- **Problem description**: Take the listing and print it in full, exactly as given.

Stored data:
============================================================
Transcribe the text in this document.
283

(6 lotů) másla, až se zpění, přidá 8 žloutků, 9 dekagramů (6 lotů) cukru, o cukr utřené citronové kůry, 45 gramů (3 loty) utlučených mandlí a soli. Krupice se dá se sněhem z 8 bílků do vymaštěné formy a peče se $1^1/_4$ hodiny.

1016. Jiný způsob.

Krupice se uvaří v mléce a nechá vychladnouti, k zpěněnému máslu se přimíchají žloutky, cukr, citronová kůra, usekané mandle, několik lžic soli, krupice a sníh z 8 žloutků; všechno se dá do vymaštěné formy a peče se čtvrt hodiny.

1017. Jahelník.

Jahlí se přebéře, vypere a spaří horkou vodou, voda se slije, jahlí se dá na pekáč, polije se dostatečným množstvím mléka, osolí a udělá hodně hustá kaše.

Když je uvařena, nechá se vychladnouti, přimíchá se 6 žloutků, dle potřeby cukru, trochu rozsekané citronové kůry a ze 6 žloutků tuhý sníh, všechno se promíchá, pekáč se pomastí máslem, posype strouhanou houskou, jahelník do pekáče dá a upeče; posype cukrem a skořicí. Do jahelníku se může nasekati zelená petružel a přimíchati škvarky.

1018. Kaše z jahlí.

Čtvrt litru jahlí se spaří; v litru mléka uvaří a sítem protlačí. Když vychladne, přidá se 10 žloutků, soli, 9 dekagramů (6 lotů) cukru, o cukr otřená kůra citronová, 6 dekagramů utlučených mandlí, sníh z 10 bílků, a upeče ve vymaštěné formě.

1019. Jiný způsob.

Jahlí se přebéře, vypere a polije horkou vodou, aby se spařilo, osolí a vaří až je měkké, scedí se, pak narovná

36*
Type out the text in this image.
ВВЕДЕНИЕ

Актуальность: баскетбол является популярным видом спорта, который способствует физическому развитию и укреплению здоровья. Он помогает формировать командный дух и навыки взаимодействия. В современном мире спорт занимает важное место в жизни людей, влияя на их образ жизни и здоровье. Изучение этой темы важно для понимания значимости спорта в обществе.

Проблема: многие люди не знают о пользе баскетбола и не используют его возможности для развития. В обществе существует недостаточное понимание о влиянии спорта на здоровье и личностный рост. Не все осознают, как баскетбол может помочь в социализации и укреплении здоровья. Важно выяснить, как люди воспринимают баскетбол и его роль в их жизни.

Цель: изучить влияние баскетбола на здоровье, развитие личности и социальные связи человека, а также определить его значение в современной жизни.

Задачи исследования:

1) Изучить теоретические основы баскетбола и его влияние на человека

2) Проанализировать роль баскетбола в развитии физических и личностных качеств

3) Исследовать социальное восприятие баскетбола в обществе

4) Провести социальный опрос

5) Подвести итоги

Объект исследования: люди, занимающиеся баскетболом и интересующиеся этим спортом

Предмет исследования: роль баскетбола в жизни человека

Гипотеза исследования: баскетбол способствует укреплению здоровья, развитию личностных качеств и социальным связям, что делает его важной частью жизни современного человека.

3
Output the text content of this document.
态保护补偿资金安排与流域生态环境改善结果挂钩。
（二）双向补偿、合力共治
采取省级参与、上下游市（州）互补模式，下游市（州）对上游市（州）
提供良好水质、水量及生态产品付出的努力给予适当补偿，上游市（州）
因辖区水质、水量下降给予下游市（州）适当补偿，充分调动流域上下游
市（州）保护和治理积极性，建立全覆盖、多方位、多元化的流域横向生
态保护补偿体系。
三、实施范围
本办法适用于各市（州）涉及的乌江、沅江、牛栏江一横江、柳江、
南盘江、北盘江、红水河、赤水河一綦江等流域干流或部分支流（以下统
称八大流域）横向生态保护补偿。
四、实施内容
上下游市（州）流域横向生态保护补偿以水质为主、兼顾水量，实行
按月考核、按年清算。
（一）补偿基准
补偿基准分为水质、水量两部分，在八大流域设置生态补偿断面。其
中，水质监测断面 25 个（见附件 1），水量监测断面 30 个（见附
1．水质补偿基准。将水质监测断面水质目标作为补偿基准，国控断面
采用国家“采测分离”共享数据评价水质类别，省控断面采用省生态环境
============================================================
- **Solution**:
Transcribe the text in this document.
283

(6 lotů) másla, až se zpění, přidá 8 žloutků, 9 dekagramů (6 lotů) cukru, o cukr utřené citronové kůry, 45 gramů (3 loty) utlučených mandlí a soli. Krupice se dá se sněhem z 8 bílků do vymaštěné formy a peče se $1^1/_4$ hodiny.

1016. Jiný způsob.

Krupice se uvaří v mléce a nechá vychladnouti, k zpěněnému máslu se přimíchají žloutky, cukr, citronová kůra, usekané mandle, několik lžic soli, krupice a sníh z 8 žloutků; všechno se dá do vymaštěné formy a peče se čtvrt hodiny.

1017. Jahelník.

Jahlí se přebéře, vypere a spaří horkou vodou, voda se slije, jahlí se dá na pekáč, polije se dostatečným množstvím mléka, osolí a udělá hodně hustá kaše.

Když je uvařena, nechá se vychladnouti, přimíchá se 6 žloutků, dle potřeby cukru, trochu rozsekané citronové kůry a ze 6 žloutků tuhý sníh, všechno se promíchá, pekáč se pomastí máslem, posype strouhanou houskou, jahelník do pekáče dá a upeče; posype cukrem a skořicí. Do jahelníku se může nasekati zelená petružel a přimíchati škvarky.

1018. Kaše z jahlí.

Čtvrt litru jahlí se spaří; v litru mléka uvaří a sítem protlačí. Když vychladne, přidá se 10 žloutků, soli, 9 dekagramů (6 lotů) cukru, o cukr otřená kůra citronová, 6 dekagramů utlučených mandlí, sníh z 10 bílků, a upeče ve vymaštěné formě.

1019. Jiný způsob.

Jahlí se přebéře, vypere a polije horkou vodou, aby se spařilo, osolí a vaří až je měkké, scedí se, pak narovná

36*
Type out the text in this image.
ВВЕДЕНИЕ

Актуальность: баскетбол является популярным видом спорта, который способствует физическому развитию и укреплению здоровья. Он помогает формировать командный дух и навыки взаимодействия. В современном мире спорт занимает важное место в жизни людей, влияя на их образ жизни и здоровье. Изучение этой темы важно для понимания значимости спорта в обществе.

Проблема: многие люди не знают о пользе баскетбола и не используют его возможности для развития. В обществе существует недостаточное понимание о влиянии спорта на здоровье и личностный рост. Не все осознают, как баскетбол может помочь в социализации и укреплении здоровья. Важно выяснить, как люди воспринимают баскетбол и его роль в их жизни.

Цель: изучить влияние баскетбола на здоровье, развитие личности и социальные связи человека, а также определить его значение в современной жизни.

Задачи исследования:

1) Изучить теоретические основы баскетбола и его влияние на человека

2) Проанализировать роль баскетбола в развитии физических и личностных качеств

3) Исследовать социальное восприятие баскетбола в обществе

4) Провести социальный опрос

5) Подвести итоги

Объект исследования: люди, занимающиеся баскетболом и интересующиеся этим спортом

Предмет исследования: роль баскетбола в жизни человека

Гипотеза исследования: баскетбол способствует укреплению здоровья, развитию личностных качеств и социальным связям, что делает его важной частью жизни современного человека.

3
Output the text content of this document.
态保护补偿资金安排与流域生态环境改善结果挂钩。
（二）双向补偿、合力共治
采取省级参与、上下游市（州）互补模式，下游市（州）对上游市（州）
提供良好水质、水量及生态产品付出的努力给予适当补偿，上游市（州）
因辖区水质、水量下降给予下游市（州）适当补偿，充分调动流域上下游
市（州）保护和治理积极性，建立全覆盖、多方位、多元化的流域横向生
态保护补偿体系。
三、实施范围
本办法适用于各市（州）涉及的乌江、沅江、牛栏江一横江、柳江、
南盘江、北盘江、红水河、赤水河一綦江等流域干流或部分支流（以下统
称八大流域）横向生态保护补偿。
四、实施内容
上下游市（州）流域横向生态保护补偿以水质为主、兼顾水量，实行
按月考核、按年清算。
（一）补偿基准
补偿基准分为水质、水量两部分，在八大流域设置生态补偿断面。其
中，水质监测断面 25 个（见附件 1），水量监测断面 30 个（见附
1．水质补偿基准。将水质监测断面水质目标作为补偿基准，国控断面
采用国家“采测分离”共享数据评价水质类别，省控断面采用省生态环境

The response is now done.